• **What is needed**: Which lines include the word "prevent"? Copy each of them.

(Entries from a dataset)
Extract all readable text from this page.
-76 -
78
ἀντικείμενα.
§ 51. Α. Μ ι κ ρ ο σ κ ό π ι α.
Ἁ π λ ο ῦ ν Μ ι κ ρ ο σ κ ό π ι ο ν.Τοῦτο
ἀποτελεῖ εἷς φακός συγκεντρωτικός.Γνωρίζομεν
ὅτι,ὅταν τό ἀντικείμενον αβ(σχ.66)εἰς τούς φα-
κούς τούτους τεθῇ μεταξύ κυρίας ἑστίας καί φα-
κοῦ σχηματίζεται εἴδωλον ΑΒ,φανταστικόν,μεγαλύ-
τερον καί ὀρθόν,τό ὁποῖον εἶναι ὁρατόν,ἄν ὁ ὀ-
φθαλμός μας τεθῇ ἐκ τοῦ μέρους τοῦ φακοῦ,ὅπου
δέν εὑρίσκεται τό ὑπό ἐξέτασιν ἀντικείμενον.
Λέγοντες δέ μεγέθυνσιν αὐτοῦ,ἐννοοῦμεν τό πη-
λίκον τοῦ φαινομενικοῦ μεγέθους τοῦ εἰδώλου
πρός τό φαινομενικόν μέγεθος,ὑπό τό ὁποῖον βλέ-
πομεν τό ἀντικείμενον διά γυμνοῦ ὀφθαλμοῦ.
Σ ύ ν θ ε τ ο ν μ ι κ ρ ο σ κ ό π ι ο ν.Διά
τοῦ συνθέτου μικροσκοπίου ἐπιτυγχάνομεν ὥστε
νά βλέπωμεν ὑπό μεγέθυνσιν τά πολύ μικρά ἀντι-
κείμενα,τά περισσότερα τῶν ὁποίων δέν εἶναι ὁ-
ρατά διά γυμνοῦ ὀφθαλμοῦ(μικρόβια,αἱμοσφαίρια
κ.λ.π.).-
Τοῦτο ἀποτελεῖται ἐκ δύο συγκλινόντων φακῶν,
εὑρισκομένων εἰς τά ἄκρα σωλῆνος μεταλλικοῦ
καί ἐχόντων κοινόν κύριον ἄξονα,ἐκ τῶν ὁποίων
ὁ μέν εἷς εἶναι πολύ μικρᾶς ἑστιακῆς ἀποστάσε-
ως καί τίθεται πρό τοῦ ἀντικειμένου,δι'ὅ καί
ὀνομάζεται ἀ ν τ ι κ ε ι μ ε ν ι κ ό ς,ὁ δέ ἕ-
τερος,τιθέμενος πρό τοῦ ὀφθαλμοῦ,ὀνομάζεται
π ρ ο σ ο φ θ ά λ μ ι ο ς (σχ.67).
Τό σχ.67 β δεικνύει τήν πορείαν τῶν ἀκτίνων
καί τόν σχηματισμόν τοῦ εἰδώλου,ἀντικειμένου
---
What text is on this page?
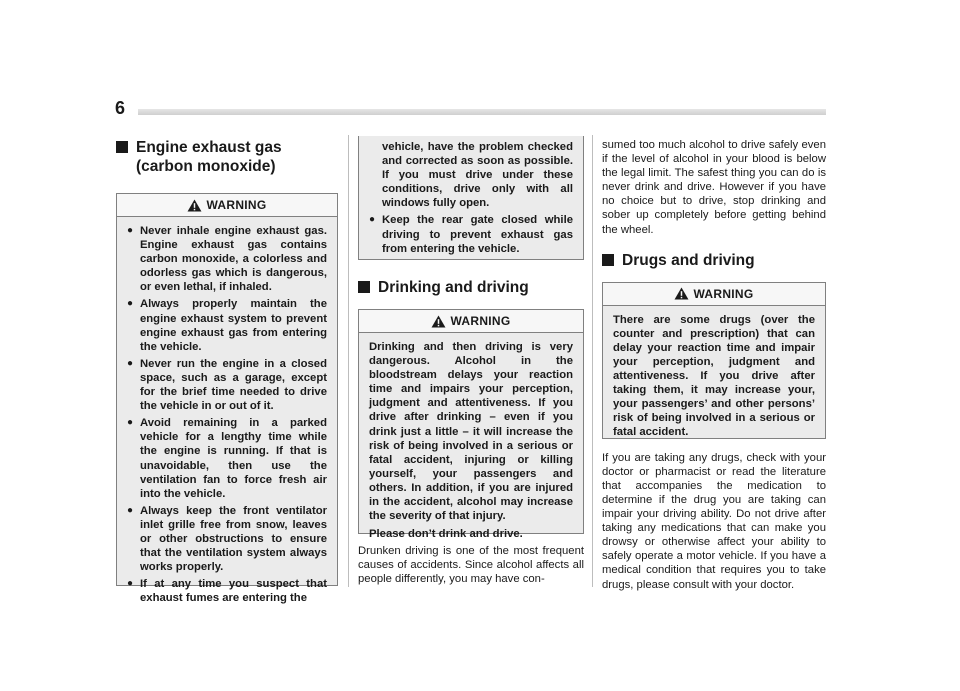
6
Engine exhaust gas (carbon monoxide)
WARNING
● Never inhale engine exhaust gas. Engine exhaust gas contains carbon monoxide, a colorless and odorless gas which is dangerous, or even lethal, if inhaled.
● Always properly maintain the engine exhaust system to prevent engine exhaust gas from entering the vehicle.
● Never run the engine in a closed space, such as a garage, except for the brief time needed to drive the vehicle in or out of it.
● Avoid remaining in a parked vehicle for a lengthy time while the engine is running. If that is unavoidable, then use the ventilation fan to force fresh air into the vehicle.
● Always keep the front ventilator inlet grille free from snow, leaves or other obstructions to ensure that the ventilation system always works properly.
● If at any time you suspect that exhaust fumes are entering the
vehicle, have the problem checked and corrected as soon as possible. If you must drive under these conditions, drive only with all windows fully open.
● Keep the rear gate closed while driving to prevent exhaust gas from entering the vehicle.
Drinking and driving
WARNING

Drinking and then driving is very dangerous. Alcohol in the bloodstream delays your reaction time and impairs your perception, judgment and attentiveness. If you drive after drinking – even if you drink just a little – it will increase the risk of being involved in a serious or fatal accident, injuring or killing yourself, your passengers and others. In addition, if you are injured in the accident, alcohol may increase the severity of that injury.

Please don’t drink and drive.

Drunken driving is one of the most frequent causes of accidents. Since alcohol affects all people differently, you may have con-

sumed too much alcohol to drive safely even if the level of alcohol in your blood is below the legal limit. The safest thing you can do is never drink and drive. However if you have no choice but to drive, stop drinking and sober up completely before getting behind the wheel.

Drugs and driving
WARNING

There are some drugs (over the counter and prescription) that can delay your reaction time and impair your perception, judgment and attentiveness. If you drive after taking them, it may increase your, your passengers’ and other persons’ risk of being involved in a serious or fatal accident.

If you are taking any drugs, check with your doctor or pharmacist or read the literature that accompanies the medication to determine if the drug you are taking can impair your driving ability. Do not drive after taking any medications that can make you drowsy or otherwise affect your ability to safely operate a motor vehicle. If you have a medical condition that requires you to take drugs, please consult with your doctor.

• **Exercise answer**:
● Always properly maintain the engine exhaust system to prevent engine exhaust gas from entering the vehicle.
● Keep the rear gate closed while driving to prevent exhaust gas from entering the vehicle.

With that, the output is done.